▸ Study material:
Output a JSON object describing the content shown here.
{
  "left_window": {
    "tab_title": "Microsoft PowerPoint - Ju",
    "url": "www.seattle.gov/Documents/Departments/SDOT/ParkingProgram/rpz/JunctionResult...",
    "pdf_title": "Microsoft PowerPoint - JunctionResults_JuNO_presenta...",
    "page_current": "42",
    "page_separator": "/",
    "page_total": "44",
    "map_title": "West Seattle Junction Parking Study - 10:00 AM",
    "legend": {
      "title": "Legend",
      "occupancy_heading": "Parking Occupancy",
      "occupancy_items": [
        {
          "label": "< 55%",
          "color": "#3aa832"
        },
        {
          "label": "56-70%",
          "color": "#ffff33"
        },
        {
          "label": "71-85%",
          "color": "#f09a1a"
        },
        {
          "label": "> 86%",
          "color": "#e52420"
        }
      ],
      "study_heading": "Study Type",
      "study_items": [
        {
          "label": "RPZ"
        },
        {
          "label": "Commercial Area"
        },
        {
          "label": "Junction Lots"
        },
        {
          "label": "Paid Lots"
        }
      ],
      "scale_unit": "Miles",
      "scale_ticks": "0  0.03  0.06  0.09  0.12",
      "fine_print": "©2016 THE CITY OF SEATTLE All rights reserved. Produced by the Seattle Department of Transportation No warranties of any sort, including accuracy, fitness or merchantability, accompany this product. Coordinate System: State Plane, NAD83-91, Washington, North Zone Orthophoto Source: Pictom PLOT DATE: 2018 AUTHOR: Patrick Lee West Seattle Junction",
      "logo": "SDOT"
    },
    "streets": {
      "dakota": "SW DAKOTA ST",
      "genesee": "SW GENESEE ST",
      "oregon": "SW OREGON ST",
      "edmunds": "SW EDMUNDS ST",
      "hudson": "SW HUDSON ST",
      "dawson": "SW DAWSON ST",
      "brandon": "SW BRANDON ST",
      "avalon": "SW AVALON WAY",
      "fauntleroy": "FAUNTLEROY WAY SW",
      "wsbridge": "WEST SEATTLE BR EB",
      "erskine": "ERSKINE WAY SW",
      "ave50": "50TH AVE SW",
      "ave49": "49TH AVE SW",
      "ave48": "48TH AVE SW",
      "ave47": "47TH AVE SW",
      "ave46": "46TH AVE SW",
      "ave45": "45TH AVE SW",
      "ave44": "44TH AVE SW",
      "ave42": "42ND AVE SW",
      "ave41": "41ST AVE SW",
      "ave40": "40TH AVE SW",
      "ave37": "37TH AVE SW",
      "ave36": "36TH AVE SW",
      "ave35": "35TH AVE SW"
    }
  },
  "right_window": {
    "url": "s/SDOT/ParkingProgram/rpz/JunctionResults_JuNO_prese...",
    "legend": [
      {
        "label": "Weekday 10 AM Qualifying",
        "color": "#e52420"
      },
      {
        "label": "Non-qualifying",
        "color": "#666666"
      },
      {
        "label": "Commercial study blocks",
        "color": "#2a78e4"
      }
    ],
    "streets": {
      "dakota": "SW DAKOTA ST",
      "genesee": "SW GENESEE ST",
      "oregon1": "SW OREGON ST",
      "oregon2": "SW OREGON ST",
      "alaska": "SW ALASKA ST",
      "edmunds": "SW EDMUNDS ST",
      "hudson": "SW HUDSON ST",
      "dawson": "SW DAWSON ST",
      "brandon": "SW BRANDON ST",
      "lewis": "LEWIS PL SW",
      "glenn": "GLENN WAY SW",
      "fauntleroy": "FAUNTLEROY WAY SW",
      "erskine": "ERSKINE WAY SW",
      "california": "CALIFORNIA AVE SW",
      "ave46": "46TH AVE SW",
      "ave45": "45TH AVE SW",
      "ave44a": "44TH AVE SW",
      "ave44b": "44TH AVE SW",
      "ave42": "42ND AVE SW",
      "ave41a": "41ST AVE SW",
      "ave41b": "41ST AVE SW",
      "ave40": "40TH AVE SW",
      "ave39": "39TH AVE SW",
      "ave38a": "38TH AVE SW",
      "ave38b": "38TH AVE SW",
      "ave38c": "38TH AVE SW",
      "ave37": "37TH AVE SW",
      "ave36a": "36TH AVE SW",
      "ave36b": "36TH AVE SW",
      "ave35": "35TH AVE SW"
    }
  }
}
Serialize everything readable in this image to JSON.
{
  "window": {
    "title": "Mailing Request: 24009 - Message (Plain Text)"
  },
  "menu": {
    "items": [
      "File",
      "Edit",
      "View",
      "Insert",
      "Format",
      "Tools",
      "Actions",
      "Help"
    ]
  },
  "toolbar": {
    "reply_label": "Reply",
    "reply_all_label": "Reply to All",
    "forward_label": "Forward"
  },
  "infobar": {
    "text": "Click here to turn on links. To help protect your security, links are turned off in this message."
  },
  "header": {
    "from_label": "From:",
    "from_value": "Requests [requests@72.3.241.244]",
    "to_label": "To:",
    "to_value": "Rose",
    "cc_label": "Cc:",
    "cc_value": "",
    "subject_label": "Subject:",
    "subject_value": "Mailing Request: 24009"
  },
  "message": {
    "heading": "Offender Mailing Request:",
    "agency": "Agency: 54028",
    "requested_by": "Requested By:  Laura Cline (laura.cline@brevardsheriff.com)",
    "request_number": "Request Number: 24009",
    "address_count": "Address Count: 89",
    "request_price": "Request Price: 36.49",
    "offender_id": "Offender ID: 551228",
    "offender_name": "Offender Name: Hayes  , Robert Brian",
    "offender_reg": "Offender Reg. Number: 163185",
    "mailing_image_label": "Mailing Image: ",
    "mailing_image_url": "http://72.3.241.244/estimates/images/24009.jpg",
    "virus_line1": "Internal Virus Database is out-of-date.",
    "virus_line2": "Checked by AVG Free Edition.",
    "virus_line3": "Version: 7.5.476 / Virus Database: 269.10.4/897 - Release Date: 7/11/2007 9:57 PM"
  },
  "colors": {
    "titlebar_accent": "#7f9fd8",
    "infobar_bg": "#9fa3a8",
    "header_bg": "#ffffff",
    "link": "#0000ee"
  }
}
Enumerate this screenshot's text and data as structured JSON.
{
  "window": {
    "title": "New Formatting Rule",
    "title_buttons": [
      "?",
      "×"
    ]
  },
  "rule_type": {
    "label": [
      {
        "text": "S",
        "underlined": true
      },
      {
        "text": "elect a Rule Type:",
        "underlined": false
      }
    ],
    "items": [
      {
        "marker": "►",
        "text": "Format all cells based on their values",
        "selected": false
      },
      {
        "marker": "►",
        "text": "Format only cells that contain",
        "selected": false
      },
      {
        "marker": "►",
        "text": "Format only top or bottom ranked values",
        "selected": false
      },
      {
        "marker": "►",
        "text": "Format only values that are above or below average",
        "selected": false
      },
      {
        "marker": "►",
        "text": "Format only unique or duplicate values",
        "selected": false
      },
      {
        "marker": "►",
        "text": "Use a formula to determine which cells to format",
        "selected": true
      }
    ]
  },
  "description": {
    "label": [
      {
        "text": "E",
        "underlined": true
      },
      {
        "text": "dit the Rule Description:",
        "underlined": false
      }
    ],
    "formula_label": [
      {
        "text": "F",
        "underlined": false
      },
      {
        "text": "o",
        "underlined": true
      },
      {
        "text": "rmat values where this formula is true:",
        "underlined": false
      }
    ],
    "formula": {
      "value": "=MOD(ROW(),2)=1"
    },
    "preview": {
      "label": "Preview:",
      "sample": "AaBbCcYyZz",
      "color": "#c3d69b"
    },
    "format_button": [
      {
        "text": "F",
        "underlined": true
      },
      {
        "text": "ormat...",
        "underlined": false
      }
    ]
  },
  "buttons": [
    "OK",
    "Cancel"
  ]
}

▸ Exercise: Give every entry in the listing above again, exactly as written.

▸ Answer box:
Output a JSON object describing the content shown here.
{
  "left_window": {
    "tab_title": "Microsoft PowerPoint - Ju",
    "url": "www.seattle.gov/Documents/Departments/SDOT/ParkingProgram/rpz/JunctionResult...",
    "pdf_title": "Microsoft PowerPoint - JunctionResults_JuNO_presenta...",
    "page_current": "42",
    "page_separator": "/",
    "page_total": "44",
    "map_title": "West Seattle Junction Parking Study - 10:00 AM",
    "legend": {
      "title": "Legend",
      "occupancy_heading": "Parking Occupancy",
      "occupancy_items": [
        {
          "label": "< 55%",
          "color": "#3aa832"
        },
        {
          "label": "56-70%",
          "color": "#ffff33"
        },
        {
          "label": "71-85%",
          "color": "#f09a1a"
        },
        {
          "label": "> 86%",
          "color": "#e52420"
        }
      ],
      "study_heading": "Study Type",
      "study_items": [
        {
          "label": "RPZ"
        },
        {
          "label": "Commercial Area"
        },
        {
          "label": "Junction Lots"
        },
        {
          "label": "Paid Lots"
        }
      ],
      "scale_unit": "Miles",
      "scale_ticks": "0  0.03  0.06  0.09  0.12",
      "fine_print": "©2016 THE CITY OF SEATTLE All rights reserved. Produced by the Seattle Department of Transportation No warranties of any sort, including accuracy, fitness or merchantability, accompany this product. Coordinate System: State Plane, NAD83-91, Washington, North Zone Orthophoto Source: Pictom PLOT DATE: 2018 AUTHOR: Patrick Lee West Seattle Junction",
      "logo": "SDOT"
    },
    "streets": {
      "dakota": "SW DAKOTA ST",
      "genesee": "SW GENESEE ST",
      "oregon": "SW OREGON ST",
      "edmunds": "SW EDMUNDS ST",
      "hudson": "SW HUDSON ST",
      "dawson": "SW DAWSON ST",
      "brandon": "SW BRANDON ST",
      "avalon": "SW AVALON WAY",
      "fauntleroy": "FAUNTLEROY WAY SW",
      "wsbridge": "WEST SEATTLE BR EB",
      "erskine": "ERSKINE WAY SW",
      "ave50": "50TH AVE SW",
      "ave49": "49TH AVE SW",
      "ave48": "48TH AVE SW",
      "ave47": "47TH AVE SW",
      "ave46": "46TH AVE SW",
      "ave45": "45TH AVE SW",
      "ave44": "44TH AVE SW",
      "ave42": "42ND AVE SW",
      "ave41": "41ST AVE SW",
      "ave40": "40TH AVE SW",
      "ave37": "37TH AVE SW",
      "ave36": "36TH AVE SW",
      "ave35": "35TH AVE SW"
    }
  },
  "right_window": {
    "url": "s/SDOT/ParkingProgram/rpz/JunctionResults_JuNO_prese...",
    "legend": [
      {
        "label": "Weekday 10 AM Qualifying",
        "color": "#e52420"
      },
      {
        "label": "Non-qualifying",
        "color": "#666666"
      },
      {
        "label": "Commercial study blocks",
        "color": "#2a78e4"
      }
    ],
    "streets": {
      "dakota": "SW DAKOTA ST",
      "genesee": "SW GENESEE ST",
      "oregon1": "SW OREGON ST",
      "oregon2": "SW OREGON ST",
      "alaska": "SW ALASKA ST",
      "edmunds": "SW EDMUNDS ST",
      "hudson": "SW HUDSON ST",
      "dawson": "SW DAWSON ST",
      "brandon": "SW BRANDON ST",
      "lewis": "LEWIS PL SW",
      "glenn": "GLENN WAY SW",
      "fauntleroy": "FAUNTLEROY WAY SW",
      "erskine": "ERSKINE WAY SW",
      "california": "CALIFORNIA AVE SW",
      "ave46": "46TH AVE SW",
      "ave45": "45TH AVE SW",
      "ave44a": "44TH AVE SW",
      "ave44b": "44TH AVE SW",
      "ave42": "42ND AVE SW",
      "ave41a": "41ST AVE SW",
      "ave41b": "41ST AVE SW",
      "ave40": "40TH AVE SW",
      "ave39": "39TH AVE SW",
      "ave38a": "38TH AVE SW",
      "ave38b": "38TH AVE SW",
      "ave38c": "38TH AVE SW",
      "ave37": "37TH AVE SW",
      "ave36a": "36TH AVE SW",
      "ave36b": "36TH AVE SW",
      "ave35": "35TH AVE SW"
    }
  }
}
Serialize everything readable in this image to JSON.
{
  "window": {
    "title": "Mailing Request: 24009 - Message (Plain Text)"
  },
  "menu": {
    "items": [
      "File",
      "Edit",
      "View",
      "Insert",
      "Format",
      "Tools",
      "Actions",
      "Help"
    ]
  },
  "toolbar": {
    "reply_label": "Reply",
    "reply_all_label": "Reply to All",
    "forward_label": "Forward"
  },
  "infobar": {
    "text": "Click here to turn on links. To help protect your security, links are turned off in this message."
  },
  "header": {
    "from_label": "From:",
    "from_value": "Requests [requests@72.3.241.244]",
    "to_label": "To:",
    "to_value": "Rose",
    "cc_label": "Cc:",
    "cc_value": "",
    "subject_label": "Subject:",
    "subject_value": "Mailing Request: 24009"
  },
  "message": {
    "heading": "Offender Mailing Request:",
    "agency": "Agency: 54028",
    "requested_by": "Requested By:  Laura Cline (laura.cline@brevardsheriff.com)",
    "request_number": "Request Number: 24009",
    "address_count": "Address Count: 89",
    "request_price": "Request Price: 36.49",
    "offender_id": "Offender ID: 551228",
    "offender_name": "Offender Name: Hayes  , Robert Brian",
    "offender_reg": "Offender Reg. Number: 163185",
    "mailing_image_label": "Mailing Image: ",
    "mailing_image_url": "http://72.3.241.244/estimates/images/24009.jpg",
    "virus_line1": "Internal Virus Database is out-of-date.",
    "virus_line2": "Checked by AVG Free Edition.",
    "virus_line3": "Version: 7.5.476 / Virus Database: 269.10.4/897 - Release Date: 7/11/2007 9:57 PM"
  },
  "colors": {
    "titlebar_accent": "#7f9fd8",
    "infobar_bg": "#9fa3a8",
    "header_bg": "#ffffff",
    "link": "#0000ee"
  }
}
Enumerate this screenshot's text and data as structured JSON.
{
  "window": {
    "title": "New Formatting Rule",
    "title_buttons": [
      "?",
      "×"
    ]
  },
  "rule_type": {
    "label": [
      {
        "text": "S",
        "underlined": true
      },
      {
        "text": "elect a Rule Type:",
        "underlined": false
      }
    ],
    "items": [
      {
        "marker": "►",
        "text": "Format all cells based on their values",
        "selected": false
      },
      {
        "marker": "►",
        "text": "Format only cells that contain",
        "selected": false
      },
      {
        "marker": "►",
        "text": "Format only top or bottom ranked values",
        "selected": false
      },
      {
        "marker": "►",
        "text": "Format only values that are above or below average",
        "selected": false
      },
      {
        "marker": "►",
        "text": "Format only unique or duplicate values",
        "selected": false
      },
      {
        "marker": "►",
        "text": "Use a formula to determine which cells to format",
        "selected": true
      }
    ]
  },
  "description": {
    "label": [
      {
        "text": "E",
        "underlined": true
      },
      {
        "text": "dit the Rule Description:",
        "underlined": false
      }
    ],
    "formula_label": [
      {
        "text": "F",
        "underlined": false
      },
      {
        "text": "o",
        "underlined": true
      },
      {
        "text": "rmat values where this formula is true:",
        "underlined": false
      }
    ],
    "formula": {
      "value": "=MOD(ROW(),2)=1"
    },
    "preview": {
      "label": "Preview:",
      "sample": "AaBbCcYyZz",
      "color": "#c3d69b"
    },
    "format_button": [
      {
        "text": "F",
        "underlined": true
      },
      {
        "text": "ormat...",
        "underlined": false
      }
    ]
  },
  "buttons": [
    "OK",
    "Cancel"
  ]
}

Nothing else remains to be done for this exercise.